- Task instructions -
In the listing below, how many lines contain the word "this"? Please respond with the number only.

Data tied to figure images
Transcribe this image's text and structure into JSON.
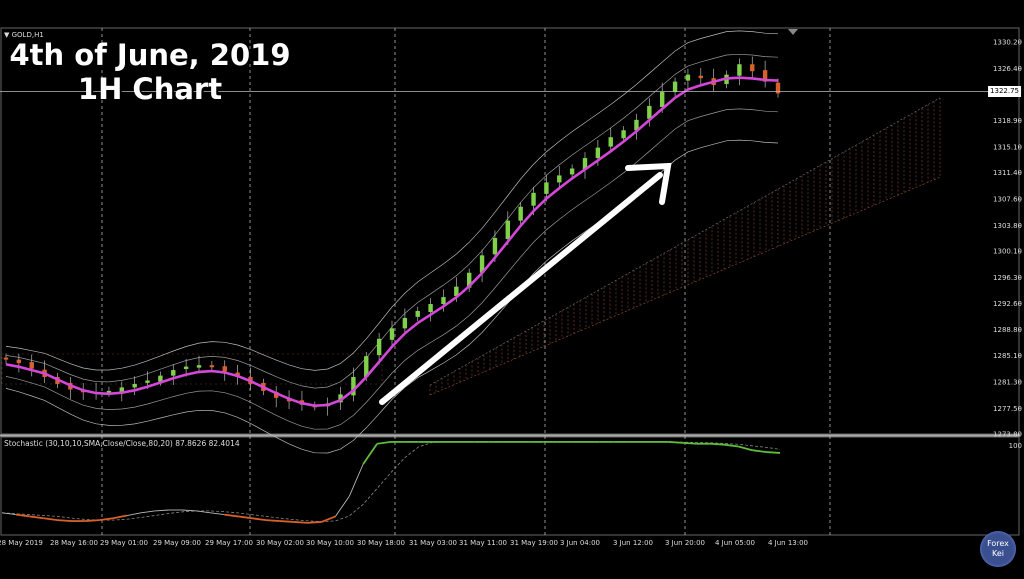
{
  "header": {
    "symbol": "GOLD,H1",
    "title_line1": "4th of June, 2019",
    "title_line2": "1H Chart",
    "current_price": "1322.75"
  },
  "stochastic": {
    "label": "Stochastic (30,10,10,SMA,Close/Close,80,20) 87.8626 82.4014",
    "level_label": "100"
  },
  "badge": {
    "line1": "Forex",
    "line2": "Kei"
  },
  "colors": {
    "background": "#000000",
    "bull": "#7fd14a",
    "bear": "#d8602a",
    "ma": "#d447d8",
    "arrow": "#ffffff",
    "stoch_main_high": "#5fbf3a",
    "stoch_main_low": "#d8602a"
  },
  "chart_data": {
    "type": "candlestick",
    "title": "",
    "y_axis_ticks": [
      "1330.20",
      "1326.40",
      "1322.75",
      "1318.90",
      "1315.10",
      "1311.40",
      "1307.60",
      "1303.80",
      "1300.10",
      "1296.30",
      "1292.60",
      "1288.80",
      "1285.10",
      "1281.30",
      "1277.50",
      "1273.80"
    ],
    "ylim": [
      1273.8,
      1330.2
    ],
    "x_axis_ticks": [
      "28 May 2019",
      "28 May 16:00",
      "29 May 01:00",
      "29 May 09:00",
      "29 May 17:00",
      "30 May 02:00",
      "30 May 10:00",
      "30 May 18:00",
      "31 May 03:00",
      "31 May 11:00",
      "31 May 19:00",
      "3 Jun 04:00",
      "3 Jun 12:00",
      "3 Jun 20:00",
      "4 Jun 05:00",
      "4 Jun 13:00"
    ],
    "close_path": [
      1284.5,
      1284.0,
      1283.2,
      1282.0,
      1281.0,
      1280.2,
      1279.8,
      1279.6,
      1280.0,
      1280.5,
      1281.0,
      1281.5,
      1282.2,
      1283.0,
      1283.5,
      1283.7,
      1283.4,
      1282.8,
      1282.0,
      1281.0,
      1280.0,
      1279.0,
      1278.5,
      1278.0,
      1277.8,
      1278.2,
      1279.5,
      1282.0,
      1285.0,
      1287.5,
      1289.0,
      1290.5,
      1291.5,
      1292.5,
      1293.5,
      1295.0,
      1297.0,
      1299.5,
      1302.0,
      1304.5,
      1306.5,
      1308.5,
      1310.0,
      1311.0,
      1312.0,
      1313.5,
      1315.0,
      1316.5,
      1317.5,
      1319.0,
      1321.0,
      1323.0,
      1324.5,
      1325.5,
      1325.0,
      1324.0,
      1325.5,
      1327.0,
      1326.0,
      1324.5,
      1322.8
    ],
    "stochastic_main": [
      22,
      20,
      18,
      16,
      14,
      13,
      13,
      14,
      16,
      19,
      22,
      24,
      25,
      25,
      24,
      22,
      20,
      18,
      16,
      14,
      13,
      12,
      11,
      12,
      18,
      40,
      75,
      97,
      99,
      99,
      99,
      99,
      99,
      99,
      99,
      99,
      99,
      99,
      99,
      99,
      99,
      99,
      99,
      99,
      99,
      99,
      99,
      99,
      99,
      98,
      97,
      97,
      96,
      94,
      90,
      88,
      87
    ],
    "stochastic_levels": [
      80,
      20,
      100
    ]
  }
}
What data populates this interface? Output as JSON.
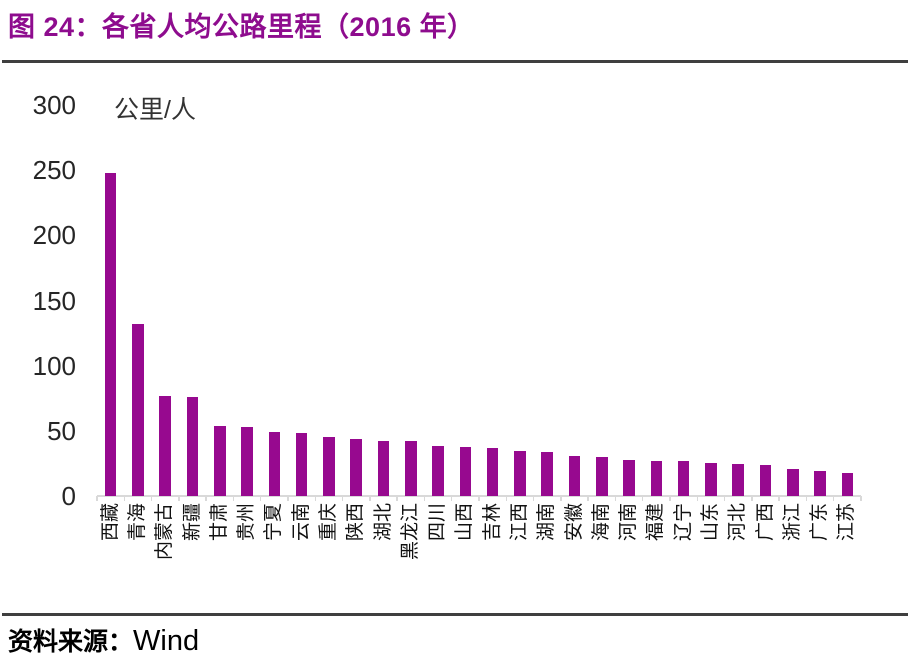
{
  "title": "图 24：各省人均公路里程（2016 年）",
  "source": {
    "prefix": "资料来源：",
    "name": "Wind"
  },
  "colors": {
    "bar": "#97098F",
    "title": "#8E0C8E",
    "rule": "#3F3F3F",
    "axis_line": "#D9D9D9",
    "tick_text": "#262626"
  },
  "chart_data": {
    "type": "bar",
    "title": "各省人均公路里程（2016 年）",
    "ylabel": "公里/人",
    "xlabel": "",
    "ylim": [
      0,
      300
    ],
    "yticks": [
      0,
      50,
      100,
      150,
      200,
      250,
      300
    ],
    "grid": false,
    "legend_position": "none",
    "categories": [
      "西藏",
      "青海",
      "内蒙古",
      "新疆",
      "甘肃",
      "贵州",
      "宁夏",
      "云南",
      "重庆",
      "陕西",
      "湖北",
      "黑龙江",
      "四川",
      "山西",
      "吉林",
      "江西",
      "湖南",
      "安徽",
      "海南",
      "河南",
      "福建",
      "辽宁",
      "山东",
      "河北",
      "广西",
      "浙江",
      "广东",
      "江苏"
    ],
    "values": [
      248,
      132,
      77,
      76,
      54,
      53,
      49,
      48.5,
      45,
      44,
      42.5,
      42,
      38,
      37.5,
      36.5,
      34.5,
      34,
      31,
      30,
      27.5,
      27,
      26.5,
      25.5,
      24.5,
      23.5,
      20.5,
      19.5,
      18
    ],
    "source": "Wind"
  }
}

- Written response -
2